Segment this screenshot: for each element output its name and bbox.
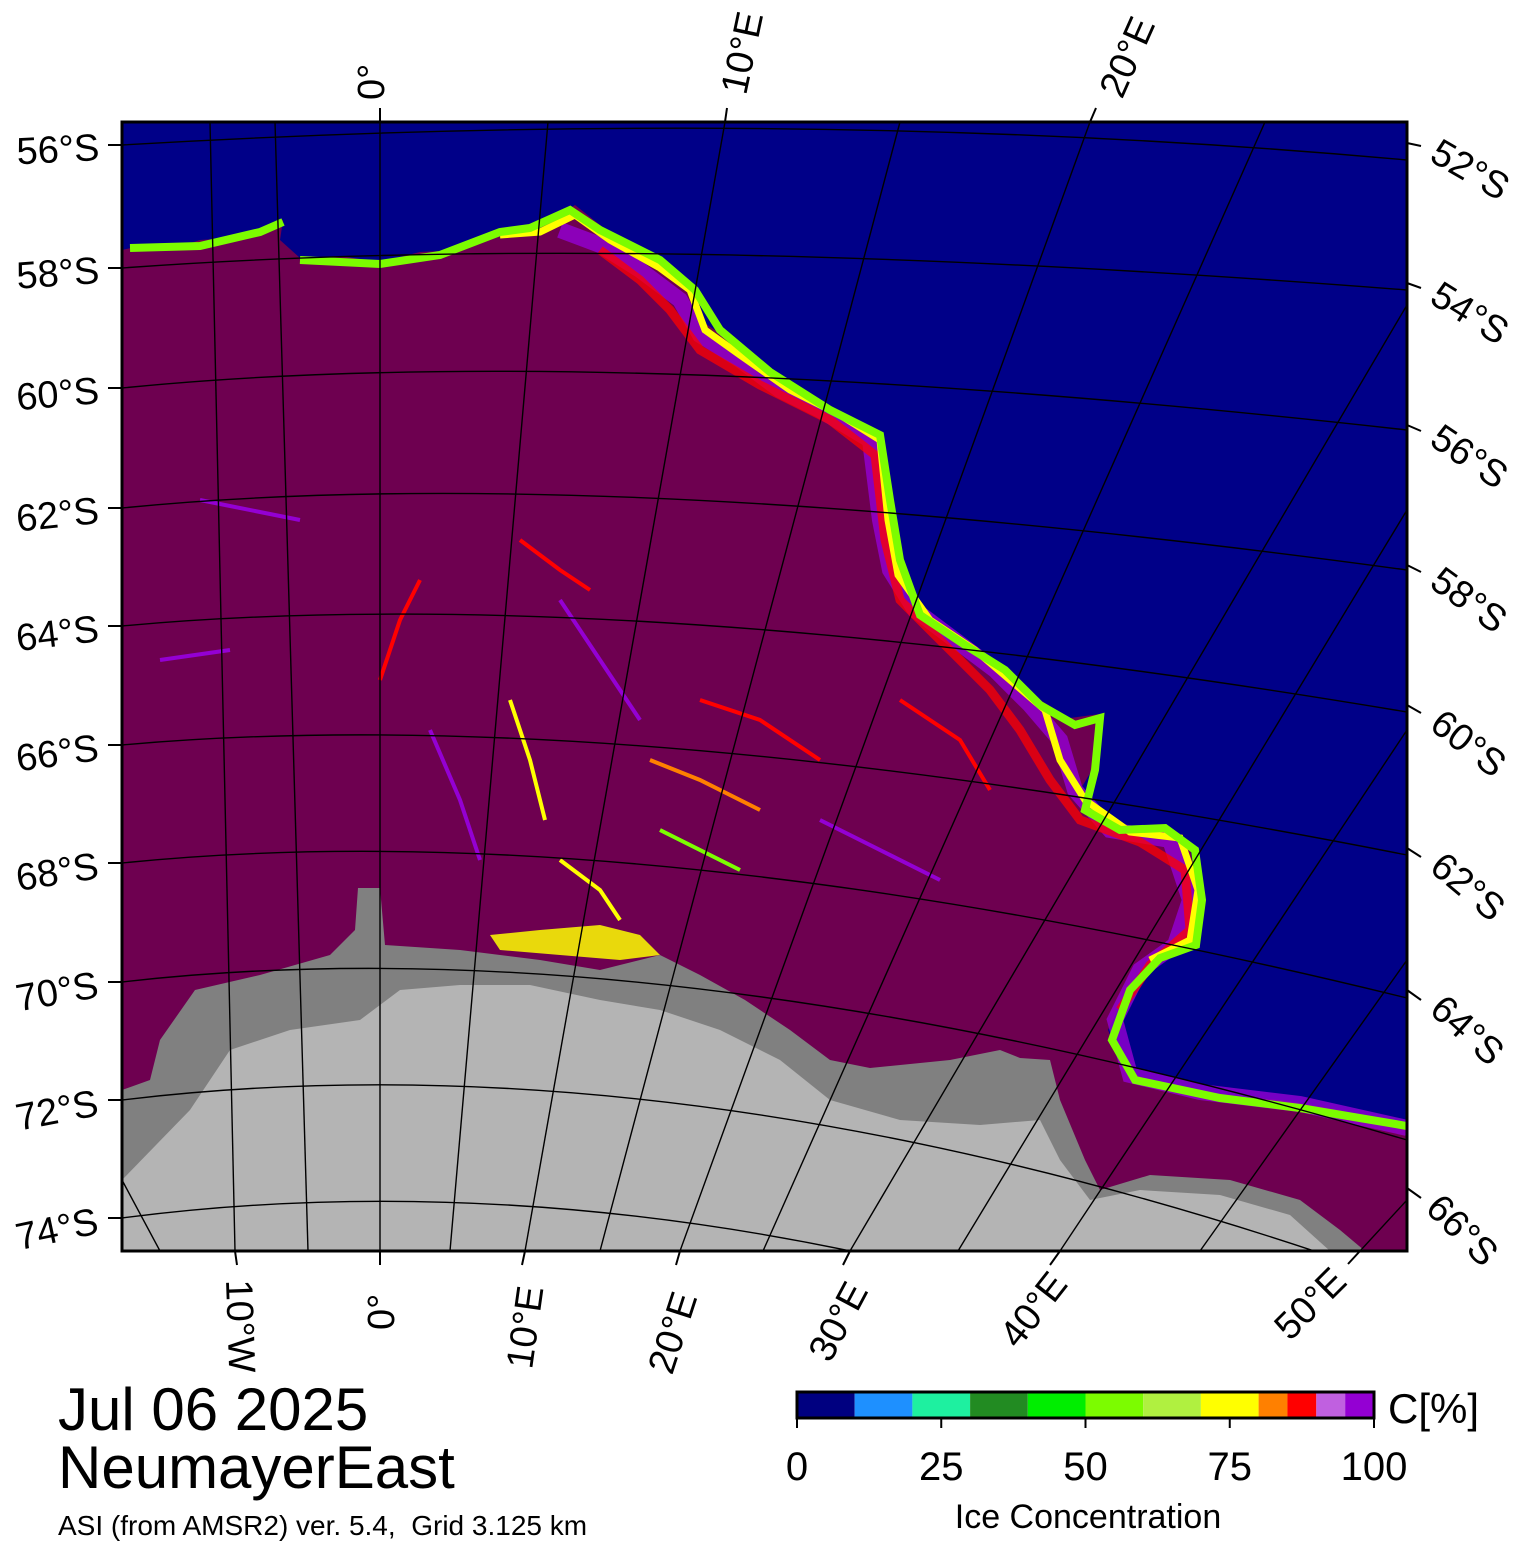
colorbar-bin-4 <box>1027 1392 1086 1418</box>
colorbar-tick-label: 75 <box>1207 1445 1253 1489</box>
colorbar-tick-label: 50 <box>1063 1445 1108 1489</box>
right-lat-label: 52°S <box>1424 131 1517 209</box>
inner-leads <box>159 498 992 922</box>
bottom-lon-label: 10°W <box>217 1279 262 1374</box>
map-layers <box>122 122 1407 1251</box>
ice-edge-red <box>597 246 1195 1013</box>
left-lat-label: 68°S <box>13 845 101 899</box>
right-lat-label: 62°S <box>1422 845 1512 930</box>
colorbar-bin-1 <box>854 1392 913 1418</box>
graticule-meridians <box>122 122 1407 1251</box>
tick-marks <box>108 107 1422 1266</box>
colorbar-bin-5 <box>1085 1392 1144 1418</box>
bottom-lon-label: 0° <box>361 1294 403 1330</box>
bottom-lon-label: 40°E <box>992 1264 1076 1355</box>
colorbar-tick-label: 0 <box>785 1445 809 1489</box>
colorbar-bin-3 <box>970 1392 1028 1418</box>
colorbar-bin-9 <box>1287 1392 1317 1418</box>
bottom-lon-label: 50°E <box>1267 1260 1355 1348</box>
colorbar-tick-label: 100 <box>1340 1445 1408 1489</box>
left-lat-label: 56°S <box>16 127 101 173</box>
top-lon-label: 20°E <box>1092 11 1164 104</box>
map-frame <box>120 120 1409 1253</box>
right-lat-label: 60°S <box>1422 702 1513 786</box>
land <box>122 985 1330 1251</box>
right-lat-label: 66°S <box>1418 1187 1506 1275</box>
region-name: NeumayerEast <box>58 1434 455 1501</box>
colorbar-bin-11 <box>1345 1392 1374 1418</box>
bottom-lon-label: 20°E <box>641 1287 707 1379</box>
colorbar-bin-10 <box>1316 1392 1346 1418</box>
colorbar-title: Ice Concentration <box>954 1498 1222 1536</box>
colorbar-bin-2 <box>912 1392 971 1418</box>
right-lat-labels: 52°S 54°S 56°S 58°S 60°S 62°S 64°S 66°S <box>1418 131 1517 1275</box>
colorbar-bin-7 <box>1200 1392 1259 1418</box>
left-lat-label: 60°S <box>15 370 101 419</box>
left-lat-label: 70°S <box>13 965 102 1021</box>
colorbar-tick-label: 25 <box>919 1445 964 1489</box>
left-lat-label: 64°S <box>14 608 101 660</box>
top-lon-labels: 0° 10°E 20°E <box>351 8 1164 104</box>
right-lat-label: 56°S <box>1423 417 1515 498</box>
left-lat-label: 62°S <box>14 490 101 540</box>
right-lat-label: 54°S <box>1423 274 1515 354</box>
bottom-lon-labels: 10°W 0° 10°E 20°E 30°E 40°E 50°E <box>217 1260 1355 1379</box>
colorbar-unit: C[%] <box>1388 1385 1480 1432</box>
top-lon-label: 10°E <box>714 8 772 98</box>
left-lat-label: 74°S <box>12 1201 102 1259</box>
colorbar <box>795 1390 1376 1428</box>
left-lat-label: 72°S <box>12 1083 101 1140</box>
data-source: ASI (from AMSR2) ver. 5.4, Grid 3.125 km <box>58 1510 588 1541</box>
colorbar-bin-8 <box>1258 1392 1288 1418</box>
ice-edge-green <box>129 205 1407 1130</box>
left-lat-label: 58°S <box>15 250 101 298</box>
top-lon-label: 0° <box>351 64 393 100</box>
colorbar-bin-0 <box>797 1392 855 1418</box>
map-date: Jul 06 2025 <box>58 1376 369 1443</box>
left-lat-labels: 56°S 58°S 60°S 62°S 64°S 66°S 68°S 70°S … <box>12 127 102 1259</box>
left-lat-label: 66°S <box>13 727 101 780</box>
right-lat-label: 64°S <box>1422 987 1512 1074</box>
coastal-ice-patch <box>490 925 660 960</box>
bottom-lon-label: 30°E <box>801 1275 877 1368</box>
bottom-lon-label: 10°E <box>499 1283 552 1371</box>
graticule-parallels <box>122 127 1407 1251</box>
right-lat-label: 58°S <box>1423 559 1515 642</box>
colorbar-bin-6 <box>1143 1392 1201 1418</box>
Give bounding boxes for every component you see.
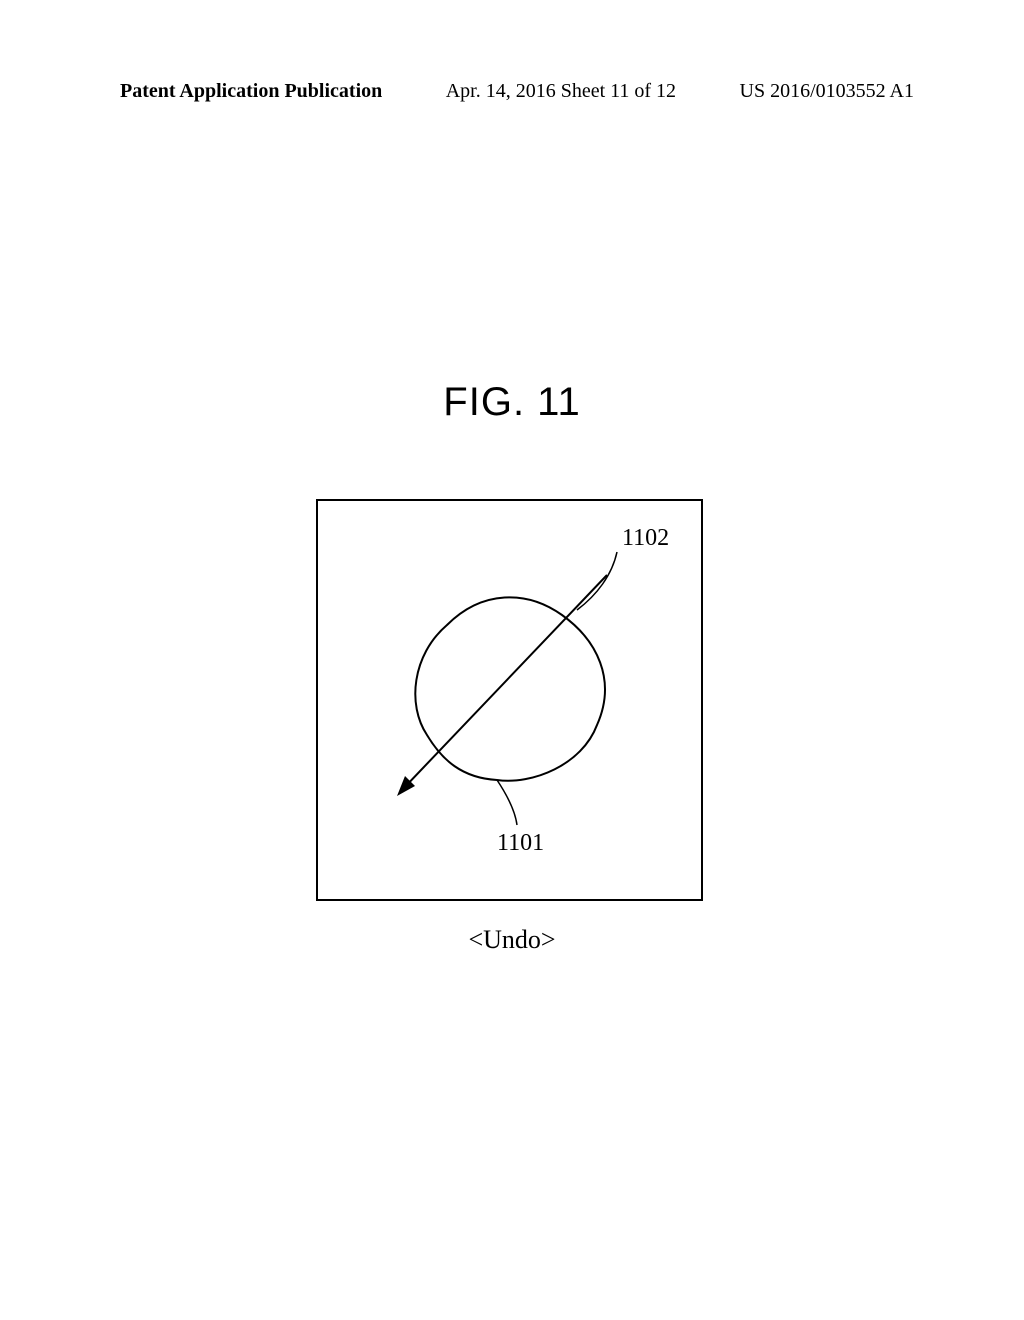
figure-title: FIG. 11 (0, 380, 1024, 425)
figure-caption: <Undo> (0, 925, 1024, 955)
svg-text:1102: 1102 (622, 525, 669, 551)
svg-text:1101: 1101 (497, 830, 544, 856)
header-right: US 2016/0103552 A1 (740, 80, 914, 103)
figure-svg: 1102 1101 (297, 480, 727, 920)
page-header: Patent Application Publication Apr. 14, … (0, 80, 1024, 103)
header-left: Patent Application Publication (120, 80, 382, 103)
header-center: Apr. 14, 2016 Sheet 11 of 12 (446, 80, 676, 103)
figure-area: 1102 1101 (297, 480, 727, 920)
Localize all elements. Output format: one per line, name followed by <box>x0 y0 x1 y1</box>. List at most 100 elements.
* * * *
- _What to produce_
Could you write out the listing again with "screenshot" changed to "image" and everything else left as is, leaving out the pictures?

- _Output for this task_
Segment this image: for each element output its name and bbox.
colorbar-bin-4 <box>1027 1392 1086 1418</box>
colorbar-tick-label: 75 <box>1207 1445 1253 1489</box>
colorbar-tick-label: 50 <box>1063 1445 1108 1489</box>
right-lat-label: 52°S <box>1424 131 1517 209</box>
inner-leads <box>159 498 992 922</box>
bottom-lon-label: 10°W <box>217 1279 262 1374</box>
map-layers <box>122 122 1407 1251</box>
ice-edge-red <box>597 246 1195 1013</box>
left-lat-label: 68°S <box>13 845 101 899</box>
right-lat-label: 62°S <box>1422 845 1512 930</box>
colorbar-bin-1 <box>854 1392 913 1418</box>
graticule-meridians <box>122 122 1407 1251</box>
tick-marks <box>108 107 1422 1266</box>
colorbar-bin-5 <box>1085 1392 1144 1418</box>
bottom-lon-label: 0° <box>361 1294 403 1330</box>
bottom-lon-label: 40°E <box>992 1264 1076 1355</box>
colorbar-tick-label: 0 <box>785 1445 809 1489</box>
colorbar-bin-3 <box>970 1392 1028 1418</box>
colorbar-bin-9 <box>1287 1392 1317 1418</box>
bottom-lon-label: 50°E <box>1267 1260 1355 1348</box>
colorbar-tick-label: 100 <box>1340 1445 1408 1489</box>
left-lat-label: 56°S <box>16 127 101 173</box>
top-lon-label: 20°E <box>1092 11 1164 104</box>
map-frame <box>120 120 1409 1253</box>
right-lat-label: 60°S <box>1422 702 1513 786</box>
land <box>122 985 1330 1251</box>
right-lat-label: 66°S <box>1418 1187 1506 1275</box>
region-name: NeumayerEast <box>58 1434 455 1501</box>
colorbar-bin-11 <box>1345 1392 1374 1418</box>
bottom-lon-label: 20°E <box>641 1287 707 1379</box>
colorbar-bin-10 <box>1316 1392 1346 1418</box>
colorbar-title: Ice Concentration <box>954 1498 1222 1536</box>
colorbar-bin-2 <box>912 1392 971 1418</box>
right-lat-labels: 52°S 54°S 56°S 58°S 60°S 62°S 64°S 66°S <box>1418 131 1517 1275</box>
colorbar-bin-7 <box>1200 1392 1259 1418</box>
left-lat-label: 60°S <box>15 370 101 419</box>
left-lat-label: 70°S <box>13 965 102 1021</box>
colorbar-tick-label: 25 <box>919 1445 964 1489</box>
left-lat-label: 64°S <box>14 608 101 660</box>
top-lon-labels: 0° 10°E 20°E <box>351 8 1164 104</box>
right-lat-label: 56°S <box>1423 417 1515 498</box>
left-lat-label: 62°S <box>14 490 101 540</box>
right-lat-label: 54°S <box>1423 274 1515 354</box>
bottom-lon-labels: 10°W 0° 10°E 20°E 30°E 40°E 50°E <box>217 1260 1355 1379</box>
colorbar-unit: C[%] <box>1388 1385 1480 1432</box>
top-lon-label: 10°E <box>714 8 772 98</box>
left-lat-label: 74°S <box>12 1201 102 1259</box>
colorbar <box>795 1390 1376 1428</box>
left-lat-label: 72°S <box>12 1083 101 1140</box>
data-source: ASI (from AMSR2) ver. 5.4, Grid 3.125 km <box>58 1510 588 1541</box>
colorbar-bin-8 <box>1258 1392 1288 1418</box>
ice-edge-green <box>129 205 1407 1130</box>
left-lat-label: 58°S <box>15 250 101 298</box>
top-lon-label: 0° <box>351 64 393 100</box>
colorbar-bin-0 <box>797 1392 855 1418</box>
map-date: Jul 06 2025 <box>58 1376 369 1443</box>
left-lat-labels: 56°S 58°S 60°S 62°S 64°S 66°S 68°S 70°S … <box>12 127 102 1259</box>
left-lat-label: 66°S <box>13 727 101 780</box>
right-lat-label: 64°S <box>1422 987 1512 1074</box>
coastal-ice-patch <box>490 925 660 960</box>
bottom-lon-label: 30°E <box>801 1275 877 1368</box>
bottom-lon-label: 10°E <box>499 1283 552 1371</box>
graticule-parallels <box>122 127 1407 1251</box>
right-lat-label: 58°S <box>1423 559 1515 642</box>
colorbar-bin-6 <box>1143 1392 1201 1418</box>
Give bounding boxes for every component you see.
figure-title: FIG. 11 (0, 380, 1024, 425)
figure-caption: <Undo> (0, 925, 1024, 955)
svg-text:1102: 1102 (622, 525, 669, 551)
svg-text:1101: 1101 (497, 830, 544, 856)
header-right: US 2016/0103552 A1 (740, 80, 914, 103)
figure-svg: 1102 1101 (297, 480, 727, 920)
page-header: Patent Application Publication Apr. 14, … (0, 80, 1024, 103)
header-left: Patent Application Publication (120, 80, 382, 103)
header-center: Apr. 14, 2016 Sheet 11 of 12 (446, 80, 676, 103)
figure-area: 1102 1101 (297, 480, 727, 920)
Localize all elements. Output format: one per line, name followed by <box>x0 y0 x1 y1</box>. List at most 100 elements.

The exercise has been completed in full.